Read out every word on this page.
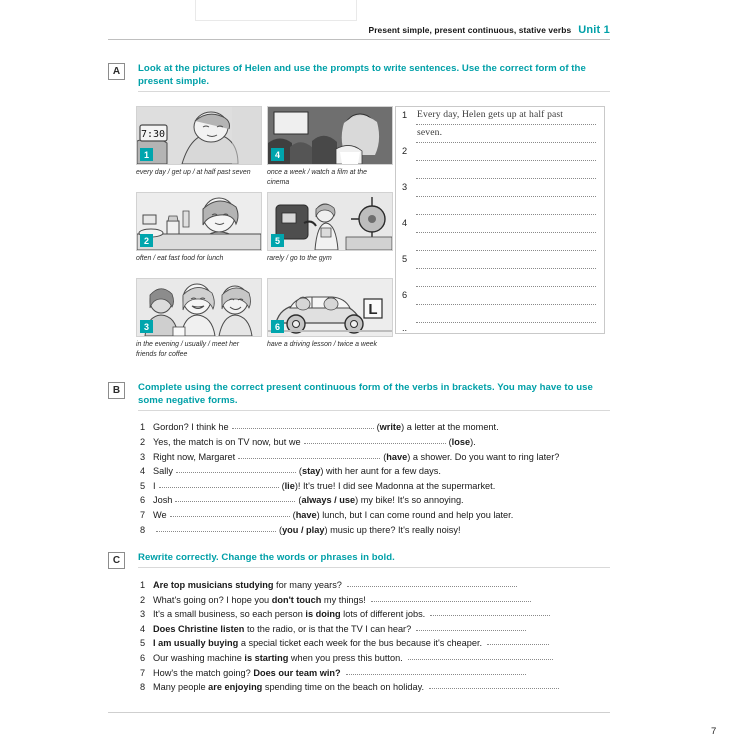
Present simple, present continuous, stative verbs Unit 1
A	Look at the pictures of Helen and use the prompts to write sentences. Use the correct form of the present simple.
7:30
1
every day / get up / at half past seven
4
once a week / watch a film at the cinema
2
often / eat fast food for lunch
5
rarely / go to the gym
3
in the evening / usually / meet her friends for coffee
L
6
have a driving lesson / twice a week
1	Every day, Helen gets up at half past
seven.
2
3
4
5
6
..
B	Complete using the correct present continuous form of the verbs in brackets. You may have to use some negative forms.
1 Gordon? I think he	(write) a letter at the moment.
2 Yes, the match is on TV now, but we	(lose).
3 Right now, Margaret	(have) a shower. Do you want to ring later?
4 Sally	(stay) with her aunt for a few days.
5 I	(lie)! It's true! I did see Madonna at the supermarket.
6 Josh	(always / use) my bike! It's so annoying.
7 We	(have) lunch, but I can come round and help you later.
8	(you / play) music up there? It's really noisy!
C	Rewrite correctly. Change the words or phrases in bold.
1 Are top musicians studying for many years?
2 What's going on? I hope you don't touch my things!
3 It's a small business, so each person is doing lots of different jobs.
4 Does Christine listen to the radio, or is that the TV I can hear?
5 I am usually buying a special ticket each week for the bus because it's cheaper.
6 Our washing machine is starting when you press this button.
7 How's the match going? Does our team win?
8 Many people are enjoying spending time on the beach on holiday.
7
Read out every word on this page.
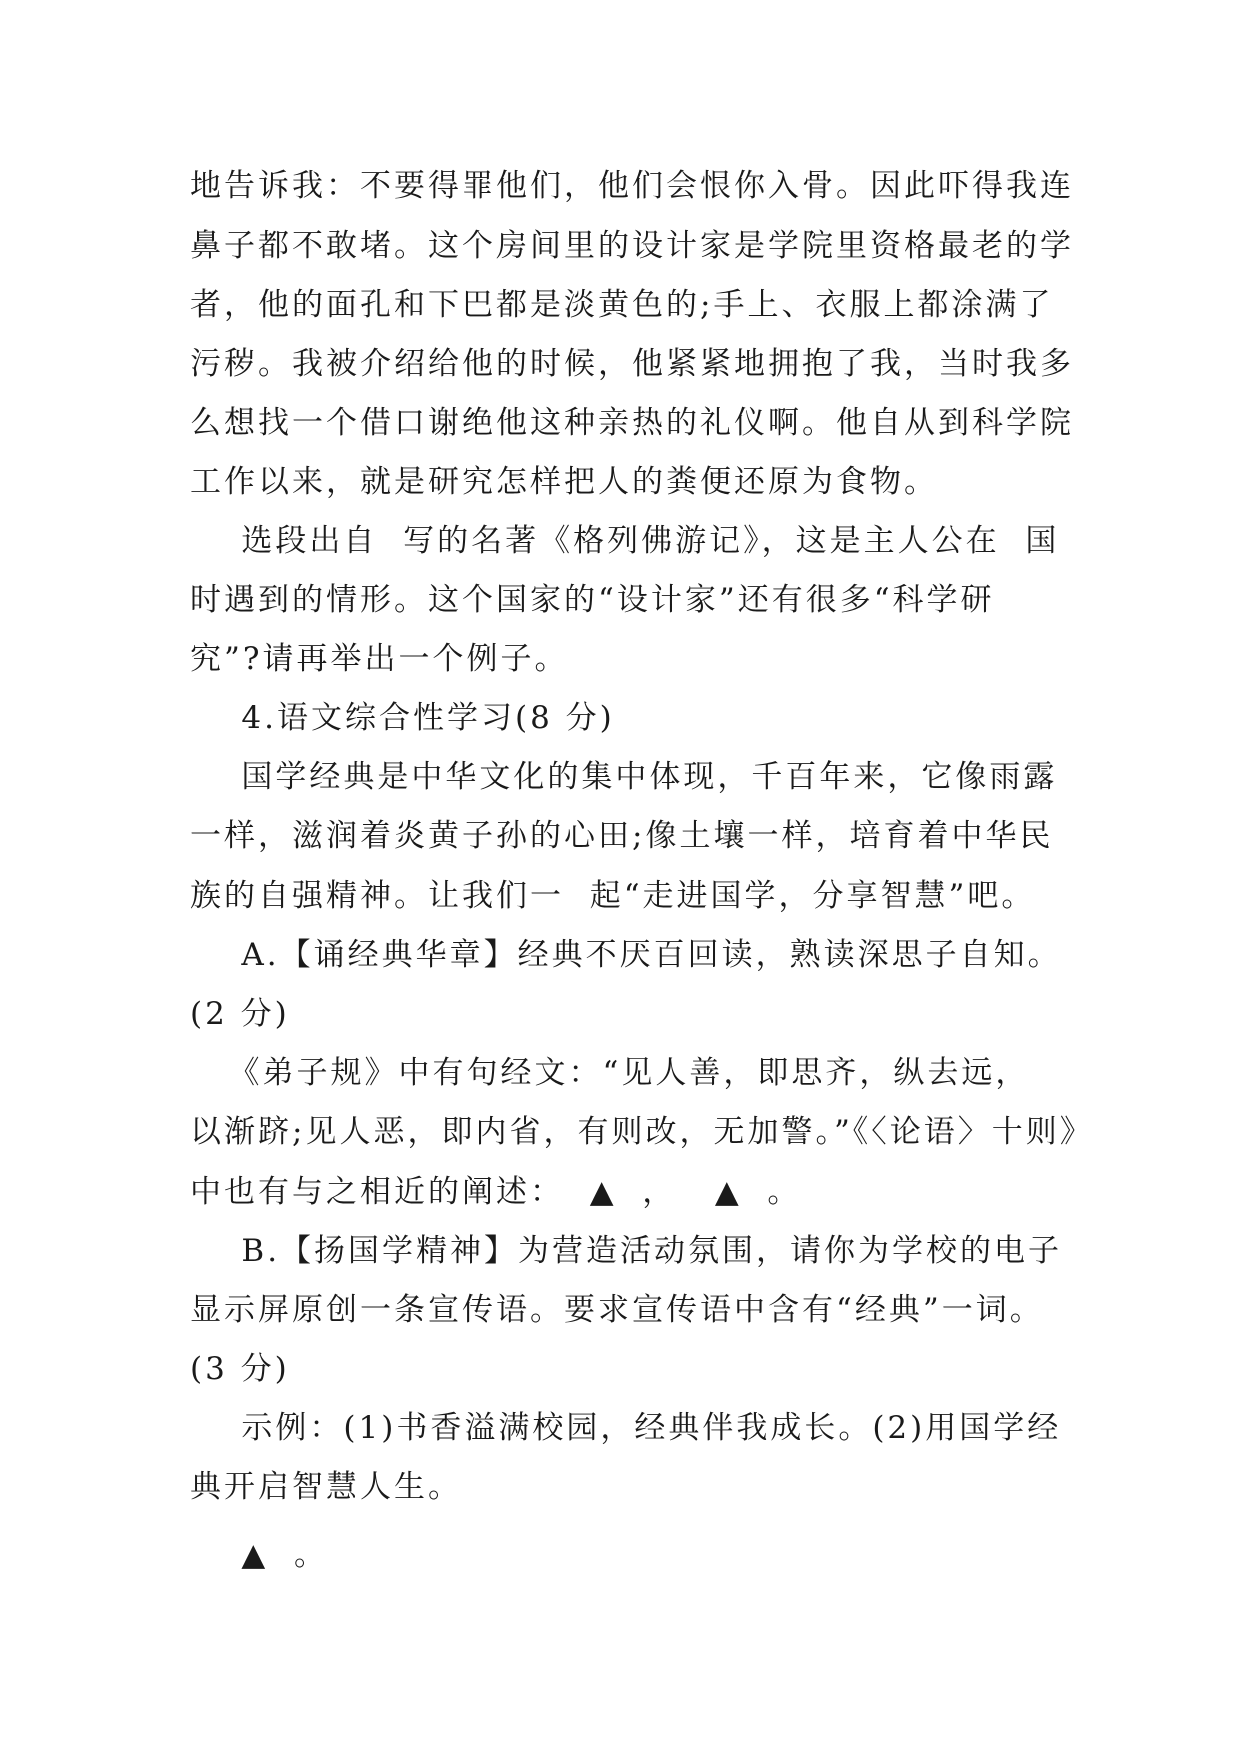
地告诉我：不要得罪他们，他们会恨你入骨。因此吓得我连
鼻子都不敢堵。这个房间里的设计家是学院里资格最老的学
者，他的面孔和下巴都是淡黄色的;手上、衣服上都涂满了
污秽。我被介绍给他的时候，他紧紧地拥抱了我，当时我多
么想找一个借口谢绝他这种亲热的礼仪啊。他自从到科学院
工作以来，就是研究怎样把人的粪便还原为食物。
选段出自  写的名著《格列佛游记》，这是主人公在  国
时遇到的情形。这个国家的“设计家”还有很多“科学研
究”?请再举出一个例子。
4.语文综合性学习(8 分)
国学经典是中华文化的集中体现，千百年来，它像雨露
一样，滋润着炎黄子孙的心田;像土壤一样，培育着中华民
族的自强精神。让我们一  起“走进国学，分享智慧”吧。
A.【诵经典华章】经典不厌百回读，熟读深思子自知。
(2 分)
《弟子规》中有句经文：“见人善，即思齐，纵去远，
以渐跻;见人恶，即内省，有则改，无加警。”《〈论语〉十则》
中也有与之相近的阐述：  ▲  ，   ▲  。
B.【扬国学精神】为营造活动氛围，请你为学校的电子
显示屏原创一条宣传语。要求宣传语中含有“经典”一词。
(3 分)
示例：(1)书香溢满校园，经典伴我成长。(2)用国学经
典开启智慧人生。
▲  。
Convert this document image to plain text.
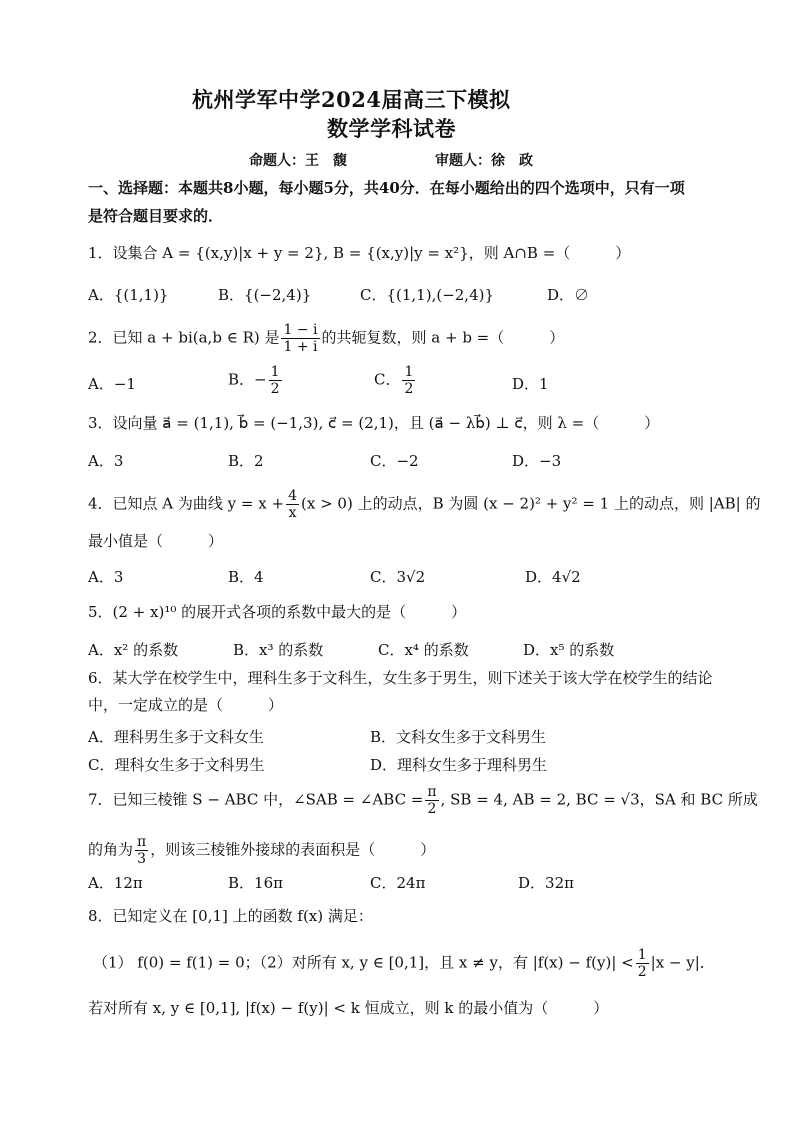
杭州学军中学2024届高三下模拟
数学学科试卷
命题人：王　馥	审题人：徐　政
一、选择题：本题共8小题，每小题5分，共40分．在每小题给出的四个选项中，只有一项
是符合题目要求的．
1．设集合 A = {(x,y)|x + y = 2}, B = {(x,y)|y = x²}，则 A∩B =（　　　）
A．{(1,1)}	B．{(−2,4)}	C．{(1,1),(−2,4)}	D．∅
2．已知 a + bi(a,b ∈ R) 是 $\frac{1 - i}{1 + i}$ 的共轭复数，则 a + b =（　　　）
A．−1	B．− $\frac{1}{2}$	C． $\frac{1}{2}$	D．1
3．设向量 a⃗ = (1,1), b⃗ = (−1,3), c⃗ = (2,1)，且 (a⃗ − λb⃗) ⊥ c⃗，则 λ =（　　　）
A．3	B．2	C．−2	D．−3
4．已知点 A 为曲线 $y = x + \frac{4}{x} (x > 0)$ 上的动点，B 为圆 (x − 2)² + y² = 1 上的动点，则 |AB| 的
最小值是（　　　）
A．3	B．4	C．3√2	D．4√2
5．(2 + x)¹⁰ 的展开式各项的系数中最大的是（　　　）
A．x² 的系数	B．x³ 的系数	C．x⁴ 的系数	D．x⁵ 的系数
6．某大学在校学生中，理科生多于文科生，女生多于男生，则下述关于该大学在校学生的结论
中，一定成立的是（　　　）
A．理科男生多于文科女生	B．文科女生多于文科男生
C．理科女生多于文科男生	D．理科女生多于理科男生
7．已知三棱锥 S − ABC 中，∠SAB = ∠ABC = $\frac{\pi}{2}$ , SB = 4, AB = 2, BC = √3，SA 和 BC 所成
的角为 $\frac{\pi}{3}$ ，则该三棱锥外接球的表面积是（　　　）
A．12π	B．16π	C．24π	D．32π
8．已知定义在 [0,1] 上的函数 f(x) 满足：
（1） f(0) = f(1) = 0；（2）对所有 x, y ∈ [0,1]，且 x ≠ y，有 $|f(x) - f(y)| < \frac{1}{2} |x - y|$．
若对所有 x, y ∈ [0,1], |f(x) − f(y)| < k 恒成立，则 k 的最小值为（　　　）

※

# [WRITTEN EXERCISE]
State how many lines in the records above contain the word "form", and give only that number.

# [WORKED SOLUTION]
2